[PROBLEM]
The data below is to be returned in full and exactly.

"""

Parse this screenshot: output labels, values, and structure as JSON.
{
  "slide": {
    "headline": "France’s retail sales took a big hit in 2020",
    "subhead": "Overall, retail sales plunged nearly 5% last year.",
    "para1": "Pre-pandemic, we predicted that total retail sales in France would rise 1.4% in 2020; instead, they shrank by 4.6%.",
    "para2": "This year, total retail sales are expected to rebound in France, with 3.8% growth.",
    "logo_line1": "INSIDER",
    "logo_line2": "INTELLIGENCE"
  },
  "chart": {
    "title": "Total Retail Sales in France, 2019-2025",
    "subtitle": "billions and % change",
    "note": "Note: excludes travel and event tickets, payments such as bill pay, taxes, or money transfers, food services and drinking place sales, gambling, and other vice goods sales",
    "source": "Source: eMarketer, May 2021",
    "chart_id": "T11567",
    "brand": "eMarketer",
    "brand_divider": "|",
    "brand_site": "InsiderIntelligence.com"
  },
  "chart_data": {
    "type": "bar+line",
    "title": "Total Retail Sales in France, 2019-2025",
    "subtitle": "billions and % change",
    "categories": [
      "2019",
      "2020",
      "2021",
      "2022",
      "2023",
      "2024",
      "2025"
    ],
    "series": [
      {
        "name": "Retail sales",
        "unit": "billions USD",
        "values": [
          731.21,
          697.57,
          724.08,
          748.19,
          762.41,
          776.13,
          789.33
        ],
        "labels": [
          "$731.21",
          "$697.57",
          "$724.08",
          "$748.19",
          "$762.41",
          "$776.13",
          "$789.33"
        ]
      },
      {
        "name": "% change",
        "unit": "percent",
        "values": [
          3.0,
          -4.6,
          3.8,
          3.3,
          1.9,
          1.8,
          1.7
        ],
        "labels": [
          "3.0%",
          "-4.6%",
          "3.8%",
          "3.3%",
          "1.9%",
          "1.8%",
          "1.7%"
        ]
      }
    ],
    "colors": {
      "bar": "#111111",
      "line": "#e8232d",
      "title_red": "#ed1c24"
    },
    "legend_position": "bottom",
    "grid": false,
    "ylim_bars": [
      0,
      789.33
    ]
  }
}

"""

[REPLY TO THE EXERCISE]
Parse this screenshot: output labels, values, and structure as JSON.
{
  "slide": {
    "headline": "France’s retail sales took a big hit in 2020",
    "subhead": "Overall, retail sales plunged nearly 5% last year.",
    "para1": "Pre-pandemic, we predicted that total retail sales in France would rise 1.4% in 2020; instead, they shrank by 4.6%.",
    "para2": "This year, total retail sales are expected to rebound in France, with 3.8% growth.",
    "logo_line1": "INSIDER",
    "logo_line2": "INTELLIGENCE"
  },
  "chart": {
    "title": "Total Retail Sales in France, 2019-2025",
    "subtitle": "billions and % change",
    "note": "Note: excludes travel and event tickets, payments such as bill pay, taxes, or money transfers, food services and drinking place sales, gambling, and other vice goods sales",
    "source": "Source: eMarketer, May 2021",
    "chart_id": "T11567",
    "brand": "eMarketer",
    "brand_divider": "|",
    "brand_site": "InsiderIntelligence.com"
  },
  "chart_data": {
    "type": "bar+line",
    "title": "Total Retail Sales in France, 2019-2025",
    "subtitle": "billions and % change",
    "categories": [
      "2019",
      "2020",
      "2021",
      "2022",
      "2023",
      "2024",
      "2025"
    ],
    "series": [
      {
        "name": "Retail sales",
        "unit": "billions USD",
        "values": [
          731.21,
          697.57,
          724.08,
          748.19,
          762.41,
          776.13,
          789.33
        ],
        "labels": [
          "$731.21",
          "$697.57",
          "$724.08",
          "$748.19",
          "$762.41",
          "$776.13",
          "$789.33"
        ]
      },
      {
        "name": "% change",
        "unit": "percent",
        "values": [
          3.0,
          -4.6,
          3.8,
          3.3,
          1.9,
          1.8,
          1.7
        ],
        "labels": [
          "3.0%",
          "-4.6%",
          "3.8%",
          "3.3%",
          "1.9%",
          "1.8%",
          "1.7%"
        ]
      }
    ],
    "colors": {
      "bar": "#111111",
      "line": "#e8232d",
      "title_red": "#ed1c24"
    },
    "legend_position": "bottom",
    "grid": false,
    "ylim_bars": [
      0,
      789.33
    ]
  }
}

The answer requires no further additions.